──────── PROVIDED MATERIAL ────────
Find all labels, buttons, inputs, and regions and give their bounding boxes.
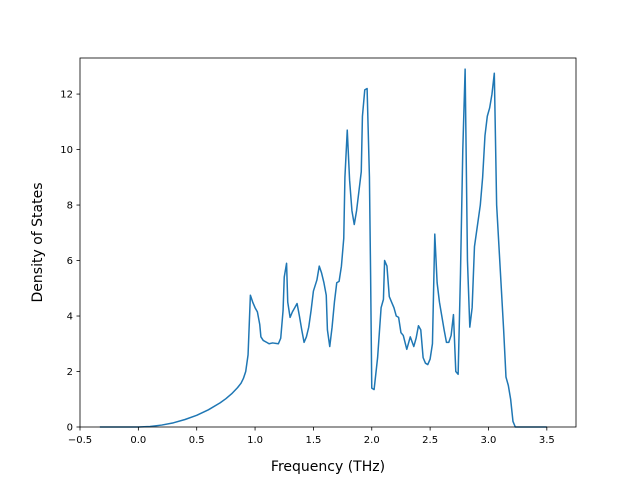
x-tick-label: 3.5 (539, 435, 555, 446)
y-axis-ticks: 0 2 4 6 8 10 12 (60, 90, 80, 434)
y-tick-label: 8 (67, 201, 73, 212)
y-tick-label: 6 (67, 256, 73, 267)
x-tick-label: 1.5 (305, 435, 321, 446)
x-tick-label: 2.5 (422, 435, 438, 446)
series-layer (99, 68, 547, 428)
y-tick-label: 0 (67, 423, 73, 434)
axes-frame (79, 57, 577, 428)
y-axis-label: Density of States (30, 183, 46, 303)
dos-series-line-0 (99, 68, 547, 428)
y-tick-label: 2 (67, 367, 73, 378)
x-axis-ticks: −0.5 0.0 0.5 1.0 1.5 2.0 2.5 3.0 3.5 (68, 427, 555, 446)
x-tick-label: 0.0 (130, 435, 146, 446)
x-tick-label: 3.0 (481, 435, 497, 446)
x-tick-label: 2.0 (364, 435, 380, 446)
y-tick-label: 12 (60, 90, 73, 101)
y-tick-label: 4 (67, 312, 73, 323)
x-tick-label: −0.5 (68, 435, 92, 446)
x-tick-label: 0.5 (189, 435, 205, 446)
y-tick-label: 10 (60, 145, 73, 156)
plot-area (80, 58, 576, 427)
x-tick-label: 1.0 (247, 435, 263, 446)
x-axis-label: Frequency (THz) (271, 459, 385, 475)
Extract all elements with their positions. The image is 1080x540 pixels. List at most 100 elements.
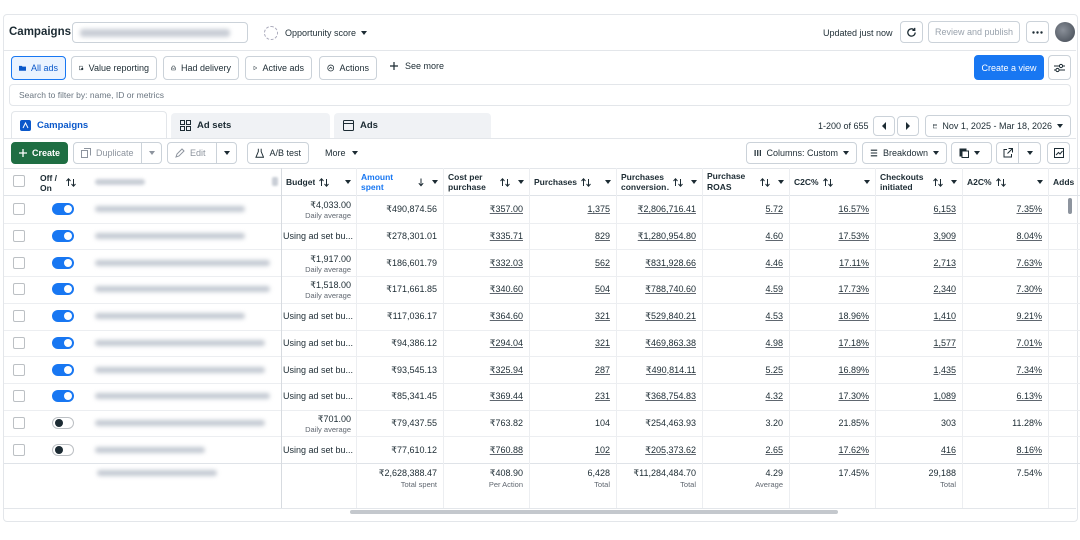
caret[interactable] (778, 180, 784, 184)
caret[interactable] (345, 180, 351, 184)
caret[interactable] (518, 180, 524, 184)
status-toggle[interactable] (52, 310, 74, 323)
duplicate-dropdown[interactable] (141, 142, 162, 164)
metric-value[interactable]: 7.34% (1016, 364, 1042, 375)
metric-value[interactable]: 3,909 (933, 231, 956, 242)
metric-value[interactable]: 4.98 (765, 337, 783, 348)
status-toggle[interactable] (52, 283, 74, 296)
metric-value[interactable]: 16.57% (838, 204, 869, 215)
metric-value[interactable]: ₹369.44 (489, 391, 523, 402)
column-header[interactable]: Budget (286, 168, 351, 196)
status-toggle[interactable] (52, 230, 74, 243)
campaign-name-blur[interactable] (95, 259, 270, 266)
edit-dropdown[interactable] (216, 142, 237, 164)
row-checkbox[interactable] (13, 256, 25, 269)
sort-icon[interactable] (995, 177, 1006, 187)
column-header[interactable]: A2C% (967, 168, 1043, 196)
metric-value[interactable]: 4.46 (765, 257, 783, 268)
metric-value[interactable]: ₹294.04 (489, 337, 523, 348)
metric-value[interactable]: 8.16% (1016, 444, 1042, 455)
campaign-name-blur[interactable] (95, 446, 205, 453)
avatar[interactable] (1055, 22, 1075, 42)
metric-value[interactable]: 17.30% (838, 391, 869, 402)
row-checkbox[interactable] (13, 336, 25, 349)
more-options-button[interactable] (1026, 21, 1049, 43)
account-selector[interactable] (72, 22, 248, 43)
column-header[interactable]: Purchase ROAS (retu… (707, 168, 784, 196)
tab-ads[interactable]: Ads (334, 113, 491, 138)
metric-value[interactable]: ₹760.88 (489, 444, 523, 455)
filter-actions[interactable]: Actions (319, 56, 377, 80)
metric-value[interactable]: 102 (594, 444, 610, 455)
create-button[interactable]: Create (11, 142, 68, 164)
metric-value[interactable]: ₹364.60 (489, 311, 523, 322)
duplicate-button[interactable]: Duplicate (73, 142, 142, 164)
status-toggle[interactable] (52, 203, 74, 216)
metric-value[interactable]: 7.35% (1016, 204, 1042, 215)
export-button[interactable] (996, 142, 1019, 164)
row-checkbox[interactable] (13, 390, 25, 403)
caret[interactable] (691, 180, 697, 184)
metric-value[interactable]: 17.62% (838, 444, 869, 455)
────────
▶ DIRECTIONS
Please change every "status-toggle" in the rows above to "status-switch" and give the rows again with nothing else altered. Leave the pictures out.

▶ EXERCISE ANSWER
Find all labels, buttons, inputs, and regions and give their bounding boxes.
x-tick-label: 3.5 (539, 435, 555, 446)
y-axis-ticks: 0 2 4 6 8 10 12 (60, 90, 80, 434)
y-tick-label: 8 (67, 201, 73, 212)
y-tick-label: 6 (67, 256, 73, 267)
x-tick-label: 1.5 (305, 435, 321, 446)
x-tick-label: 2.5 (422, 435, 438, 446)
series-layer (99, 68, 547, 428)
y-tick-label: 0 (67, 423, 73, 434)
axes-frame (79, 57, 577, 428)
y-axis-label: Density of States (30, 183, 46, 303)
dos-series-line-0 (99, 68, 547, 428)
y-tick-label: 2 (67, 367, 73, 378)
x-axis-ticks: −0.5 0.0 0.5 1.0 1.5 2.0 2.5 3.0 3.5 (68, 427, 555, 446)
x-tick-label: 0.0 (130, 435, 146, 446)
x-tick-label: 3.0 (481, 435, 497, 446)
x-tick-label: 2.0 (364, 435, 380, 446)
y-tick-label: 12 (60, 90, 73, 101)
y-tick-label: 4 (67, 312, 73, 323)
x-tick-label: −0.5 (68, 435, 92, 446)
x-tick-label: 0.5 (189, 435, 205, 446)
y-tick-label: 10 (60, 145, 73, 156)
plot-area (80, 58, 576, 427)
x-tick-label: 1.0 (247, 435, 263, 446)
x-axis-label: Frequency (THz) (271, 459, 385, 475)
Extract all elements with their positions. The image is 1080x540 pixels. List at most 100 elements.
caret[interactable] (778, 180, 784, 184)
caret[interactable] (345, 180, 351, 184)
caret[interactable] (518, 180, 524, 184)
status-switch[interactable] (52, 310, 74, 323)
duplicate-dropdown[interactable] (141, 142, 162, 164)
metric-value[interactable]: 7.34% (1016, 364, 1042, 375)
metric-value[interactable]: 3,909 (933, 231, 956, 242)
metric-value[interactable]: 4.98 (765, 337, 783, 348)
status-switch[interactable] (52, 283, 74, 296)
metric-value[interactable]: 16.57% (838, 204, 869, 215)
metric-value[interactable]: ₹369.44 (489, 391, 523, 402)
column-header[interactable]: Budget (286, 168, 351, 196)
status-switch[interactable] (52, 230, 74, 243)
campaign-name-blur[interactable] (95, 259, 270, 266)
edit-dropdown[interactable] (216, 142, 237, 164)
row-checkbox[interactable] (13, 256, 25, 269)
sort-icon[interactable] (995, 177, 1006, 187)
column-header[interactable]: A2C% (967, 168, 1043, 196)
metric-value[interactable]: 4.46 (765, 257, 783, 268)
metric-value[interactable]: ₹294.04 (489, 337, 523, 348)
metric-value[interactable]: 8.16% (1016, 444, 1042, 455)
campaign-name-blur[interactable] (95, 446, 205, 453)
avatar[interactable] (1055, 22, 1075, 42)
metric-value[interactable]: 17.30% (838, 391, 869, 402)
row-checkbox[interactable] (13, 336, 25, 349)
more-options-button[interactable] (1026, 21, 1049, 43)
account-selector[interactable] (72, 22, 248, 43)
column-header[interactable]: Purchase ROAS (retu… (707, 168, 784, 196)
tab-ads[interactable]: Ads (334, 113, 491, 138)
metric-value[interactable]: ₹760.88 (489, 444, 523, 455)
filter-actions[interactable]: Actions (319, 56, 377, 80)
metric-value[interactable]: 102 (594, 444, 610, 455)
create-button[interactable]: Create (11, 142, 68, 164)
metric-value[interactable]: ₹364.60 (489, 311, 523, 322)
duplicate-button[interactable]: Duplicate (73, 142, 142, 164)
status-switch[interactable] (52, 203, 74, 216)
metric-value[interactable]: 7.35% (1016, 204, 1042, 215)
export-button[interactable] (996, 142, 1019, 164)
row-checkbox[interactable] (13, 390, 25, 403)
caret[interactable] (691, 180, 697, 184)
metric-value[interactable]: 17.62% (838, 444, 869, 455)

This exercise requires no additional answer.